(Items from a figure collection)
⁂
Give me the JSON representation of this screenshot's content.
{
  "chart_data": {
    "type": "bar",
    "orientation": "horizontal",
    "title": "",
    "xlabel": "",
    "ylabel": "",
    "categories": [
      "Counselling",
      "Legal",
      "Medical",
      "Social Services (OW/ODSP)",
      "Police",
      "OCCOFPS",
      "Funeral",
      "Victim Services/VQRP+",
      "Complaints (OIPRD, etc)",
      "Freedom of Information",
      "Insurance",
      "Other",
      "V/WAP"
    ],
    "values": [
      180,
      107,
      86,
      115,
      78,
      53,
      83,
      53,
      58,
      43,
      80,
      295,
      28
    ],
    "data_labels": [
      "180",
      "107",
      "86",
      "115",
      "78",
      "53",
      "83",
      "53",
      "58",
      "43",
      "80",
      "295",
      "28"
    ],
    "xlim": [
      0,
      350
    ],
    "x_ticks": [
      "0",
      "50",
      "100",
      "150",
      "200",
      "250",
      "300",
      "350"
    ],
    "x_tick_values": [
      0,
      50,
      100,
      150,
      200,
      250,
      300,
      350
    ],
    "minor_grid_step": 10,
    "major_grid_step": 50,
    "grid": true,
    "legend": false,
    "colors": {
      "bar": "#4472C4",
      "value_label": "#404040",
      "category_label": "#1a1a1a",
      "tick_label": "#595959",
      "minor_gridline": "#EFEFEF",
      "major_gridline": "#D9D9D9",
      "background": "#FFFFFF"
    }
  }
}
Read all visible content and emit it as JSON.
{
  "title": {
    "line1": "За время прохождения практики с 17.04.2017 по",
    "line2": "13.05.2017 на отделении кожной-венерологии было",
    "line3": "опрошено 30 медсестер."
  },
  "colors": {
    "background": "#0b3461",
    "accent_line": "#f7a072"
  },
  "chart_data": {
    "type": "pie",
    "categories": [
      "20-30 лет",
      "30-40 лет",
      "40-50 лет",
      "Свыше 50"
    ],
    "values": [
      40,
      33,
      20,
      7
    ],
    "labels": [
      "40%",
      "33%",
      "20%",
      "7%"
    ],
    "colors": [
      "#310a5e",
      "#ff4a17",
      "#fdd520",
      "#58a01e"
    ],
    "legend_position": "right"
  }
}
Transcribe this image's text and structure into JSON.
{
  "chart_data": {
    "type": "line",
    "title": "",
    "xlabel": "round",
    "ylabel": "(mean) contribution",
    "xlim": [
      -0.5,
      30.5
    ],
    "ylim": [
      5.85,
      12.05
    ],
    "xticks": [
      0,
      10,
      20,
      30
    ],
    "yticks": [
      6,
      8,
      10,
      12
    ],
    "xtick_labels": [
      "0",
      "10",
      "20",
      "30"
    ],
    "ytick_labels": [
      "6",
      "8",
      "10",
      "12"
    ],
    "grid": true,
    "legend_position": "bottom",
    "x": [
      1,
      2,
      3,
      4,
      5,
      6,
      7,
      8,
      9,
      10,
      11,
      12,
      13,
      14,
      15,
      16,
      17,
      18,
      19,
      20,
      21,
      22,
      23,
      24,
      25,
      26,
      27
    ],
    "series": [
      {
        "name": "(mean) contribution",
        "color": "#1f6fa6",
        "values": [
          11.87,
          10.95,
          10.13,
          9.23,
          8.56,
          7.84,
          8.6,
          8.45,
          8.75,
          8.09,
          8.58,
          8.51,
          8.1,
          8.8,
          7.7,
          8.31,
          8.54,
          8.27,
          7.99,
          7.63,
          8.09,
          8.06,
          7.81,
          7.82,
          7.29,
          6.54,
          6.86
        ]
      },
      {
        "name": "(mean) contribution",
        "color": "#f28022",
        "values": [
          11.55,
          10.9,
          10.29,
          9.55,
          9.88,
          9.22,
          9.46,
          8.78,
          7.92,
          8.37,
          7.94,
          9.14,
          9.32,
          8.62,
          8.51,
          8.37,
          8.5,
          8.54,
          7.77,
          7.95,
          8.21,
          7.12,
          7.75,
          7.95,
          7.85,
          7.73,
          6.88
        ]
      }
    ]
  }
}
⁂
TASK PROMPT » Above are some records. Print them all exactly.

ANSWER BELOW »
Give me the JSON representation of this screenshot's content.
{
  "chart_data": {
    "type": "bar",
    "orientation": "horizontal",
    "title": "",
    "xlabel": "",
    "ylabel": "",
    "categories": [
      "Counselling",
      "Legal",
      "Medical",
      "Social Services (OW/ODSP)",
      "Police",
      "OCCOFPS",
      "Funeral",
      "Victim Services/VQRP+",
      "Complaints (OIPRD, etc)",
      "Freedom of Information",
      "Insurance",
      "Other",
      "V/WAP"
    ],
    "values": [
      180,
      107,
      86,
      115,
      78,
      53,
      83,
      53,
      58,
      43,
      80,
      295,
      28
    ],
    "data_labels": [
      "180",
      "107",
      "86",
      "115",
      "78",
      "53",
      "83",
      "53",
      "58",
      "43",
      "80",
      "295",
      "28"
    ],
    "xlim": [
      0,
      350
    ],
    "x_ticks": [
      "0",
      "50",
      "100",
      "150",
      "200",
      "250",
      "300",
      "350"
    ],
    "x_tick_values": [
      0,
      50,
      100,
      150,
      200,
      250,
      300,
      350
    ],
    "minor_grid_step": 10,
    "major_grid_step": 50,
    "grid": true,
    "legend": false,
    "colors": {
      "bar": "#4472C4",
      "value_label": "#404040",
      "category_label": "#1a1a1a",
      "tick_label": "#595959",
      "minor_gridline": "#EFEFEF",
      "major_gridline": "#D9D9D9",
      "background": "#FFFFFF"
    }
  }
}
Read all visible content and emit it as JSON.
{
  "title": {
    "line1": "За время прохождения практики с 17.04.2017 по",
    "line2": "13.05.2017 на отделении кожной-венерологии было",
    "line3": "опрошено 30 медсестер."
  },
  "colors": {
    "background": "#0b3461",
    "accent_line": "#f7a072"
  },
  "chart_data": {
    "type": "pie",
    "categories": [
      "20-30 лет",
      "30-40 лет",
      "40-50 лет",
      "Свыше 50"
    ],
    "values": [
      40,
      33,
      20,
      7
    ],
    "labels": [
      "40%",
      "33%",
      "20%",
      "7%"
    ],
    "colors": [
      "#310a5e",
      "#ff4a17",
      "#fdd520",
      "#58a01e"
    ],
    "legend_position": "right"
  }
}
Transcribe this image's text and structure into JSON.
{
  "chart_data": {
    "type": "line",
    "title": "",
    "xlabel": "round",
    "ylabel": "(mean) contribution",
    "xlim": [
      -0.5,
      30.5
    ],
    "ylim": [
      5.85,
      12.05
    ],
    "xticks": [
      0,
      10,
      20,
      30
    ],
    "yticks": [
      6,
      8,
      10,
      12
    ],
    "xtick_labels": [
      "0",
      "10",
      "20",
      "30"
    ],
    "ytick_labels": [
      "6",
      "8",
      "10",
      "12"
    ],
    "grid": true,
    "legend_position": "bottom",
    "x": [
      1,
      2,
      3,
      4,
      5,
      6,
      7,
      8,
      9,
      10,
      11,
      12,
      13,
      14,
      15,
      16,
      17,
      18,
      19,
      20,
      21,
      22,
      23,
      24,
      25,
      26,
      27
    ],
    "series": [
      {
        "name": "(mean) contribution",
        "color": "#1f6fa6",
        "values": [
          11.87,
          10.95,
          10.13,
          9.23,
          8.56,
          7.84,
          8.6,
          8.45,
          8.75,
          8.09,
          8.58,
          8.51,
          8.1,
          8.8,
          7.7,
          8.31,
          8.54,
          8.27,
          7.99,
          7.63,
          8.09,
          8.06,
          7.81,
          7.82,
          7.29,
          6.54,
          6.86
        ]
      },
      {
        "name": "(mean) contribution",
        "color": "#f28022",
        "values": [
          11.55,
          10.9,
          10.29,
          9.55,
          9.88,
          9.22,
          9.46,
          8.78,
          7.92,
          8.37,
          7.94,
          9.14,
          9.32,
          8.62,
          8.51,
          8.37,
          8.5,
          8.54,
          7.77,
          7.95,
          8.21,
          7.12,
          7.75,
          7.95,
          7.85,
          7.73,
          6.88
        ]
      }
    ]
  }
}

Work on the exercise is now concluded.